[Entries taken from a collection]
************

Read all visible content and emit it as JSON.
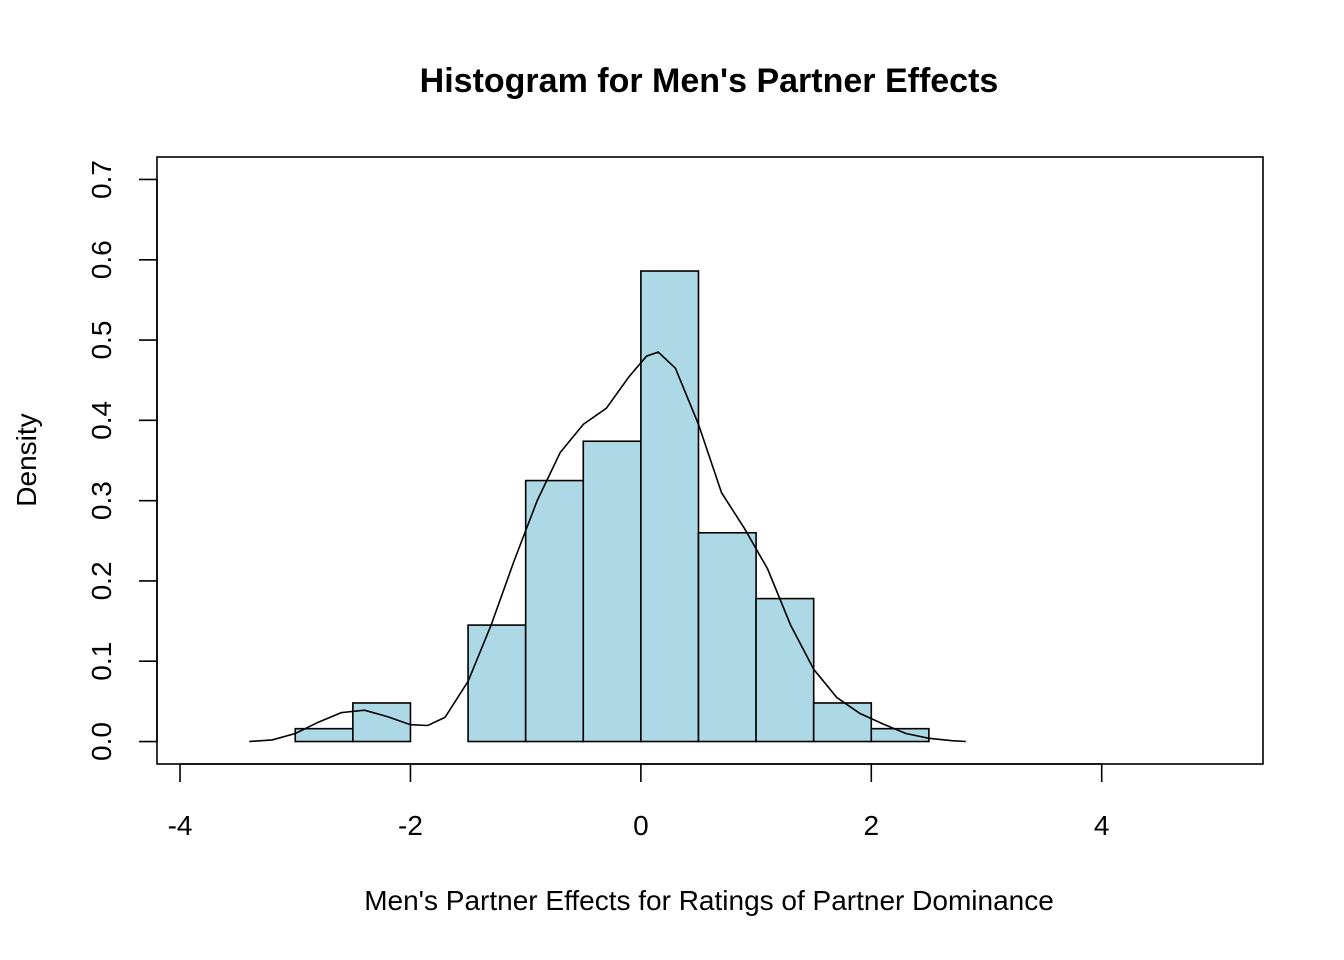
{
  "chart_data": {
    "type": "bar",
    "title": "Histogram for Men's Partner Effects",
    "xlabel": "Men's Partner Effects for Ratings of Partner Dominance",
    "ylabel": "Density",
    "xlim": [
      -4.2,
      5.4
    ],
    "ylim": [
      -0.028,
      0.728
    ],
    "x_ticks": [
      -4,
      -2,
      0,
      2,
      4
    ],
    "x_tick_labels": [
      "-4",
      "-2",
      "0",
      "2",
      "4"
    ],
    "y_ticks": [
      0.0,
      0.1,
      0.2,
      0.3,
      0.4,
      0.5,
      0.6,
      0.7
    ],
    "y_tick_labels": [
      "0.0",
      "0.1",
      "0.2",
      "0.3",
      "0.4",
      "0.5",
      "0.6",
      "0.7"
    ],
    "bar_color": "#add8e6",
    "grid": false,
    "bins": [
      {
        "x0": -3.0,
        "x1": -2.5,
        "density": 0.016
      },
      {
        "x0": -2.5,
        "x1": -2.0,
        "density": 0.048
      },
      {
        "x0": -2.0,
        "x1": -1.5,
        "density": 0.0
      },
      {
        "x0": -1.5,
        "x1": -1.0,
        "density": 0.145
      },
      {
        "x0": -1.0,
        "x1": -0.5,
        "density": 0.325
      },
      {
        "x0": -0.5,
        "x1": 0.0,
        "density": 0.374
      },
      {
        "x0": 0.0,
        "x1": 0.5,
        "density": 0.586
      },
      {
        "x0": 0.5,
        "x1": 1.0,
        "density": 0.26
      },
      {
        "x0": 1.0,
        "x1": 1.5,
        "density": 0.178
      },
      {
        "x0": 1.5,
        "x1": 2.0,
        "density": 0.048
      },
      {
        "x0": 2.0,
        "x1": 2.5,
        "density": 0.016
      }
    ],
    "density_curve": {
      "x": [
        -3.4,
        -3.2,
        -3.0,
        -2.8,
        -2.6,
        -2.4,
        -2.2,
        -2.0,
        -1.85,
        -1.7,
        -1.5,
        -1.3,
        -1.1,
        -0.9,
        -0.7,
        -0.5,
        -0.3,
        -0.1,
        0.05,
        0.15,
        0.3,
        0.5,
        0.7,
        0.9,
        1.1,
        1.3,
        1.5,
        1.7,
        1.9,
        2.1,
        2.3,
        2.5,
        2.7,
        2.82
      ],
      "y": [
        0.0,
        0.002,
        0.01,
        0.024,
        0.036,
        0.039,
        0.031,
        0.021,
        0.02,
        0.03,
        0.075,
        0.145,
        0.225,
        0.3,
        0.36,
        0.395,
        0.415,
        0.455,
        0.48,
        0.485,
        0.465,
        0.395,
        0.31,
        0.265,
        0.215,
        0.145,
        0.09,
        0.055,
        0.035,
        0.022,
        0.01,
        0.004,
        0.001,
        0.0
      ]
    }
  }
}
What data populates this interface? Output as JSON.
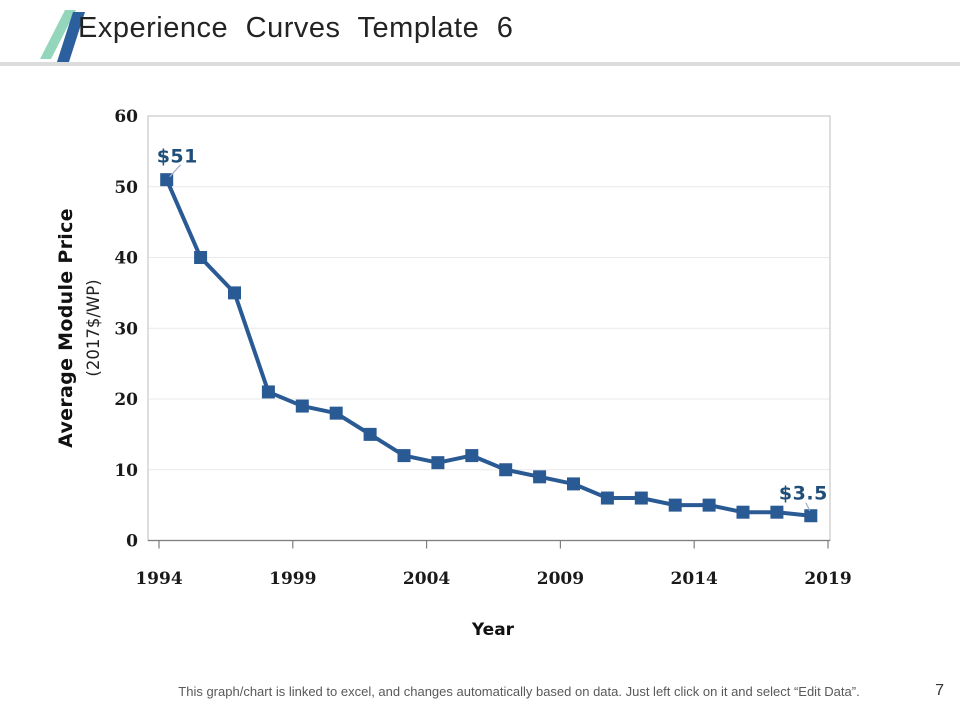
{
  "header": {
    "title": "Experience Curves Template 6"
  },
  "logo": {
    "colors": {
      "green": "#93d6bc",
      "blue": "#2c5f9e"
    }
  },
  "chart_data": {
    "type": "line",
    "title": "",
    "xlabel": "Year",
    "ylabel": "Average Module Price",
    "ylabel_sub": "(2017$/WP)",
    "x_tick_labels": [
      "1994",
      "1999",
      "2004",
      "2009",
      "2014",
      "2019"
    ],
    "y_ticks": [
      0,
      10,
      20,
      30,
      40,
      50,
      60
    ],
    "ylim": [
      0,
      60
    ],
    "values": [
      51,
      40,
      35,
      21,
      19,
      18,
      15,
      12,
      11,
      12,
      10,
      9,
      8,
      6,
      6,
      5,
      5,
      4,
      4,
      3.5
    ],
    "first_point_label": "$51",
    "last_point_label": "$3.5",
    "marker": "square",
    "grid": true,
    "legend": false,
    "series_color": "#2a5a94",
    "label_color": "#1f4e79",
    "gridline_color": "#e9e9e9",
    "plot_border_color": "#c8c8c8",
    "axis_color": "#7f7f7f",
    "leader_color": "#a3b3c9"
  },
  "footer": {
    "note": "This graph/chart is linked to excel, and changes automatically based on data. Just left click on it and select “Edit Data”.",
    "page_number": "7"
  }
}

************

**WORK TO COMPLETE:**
Every line holding "xlabel" should be copied out.

**RESPONSE TO THE EXERCISE:**
    "xlabel": "Men's Partner Effects for Ratings of Partner Dominance",
    "xlabel": "Year",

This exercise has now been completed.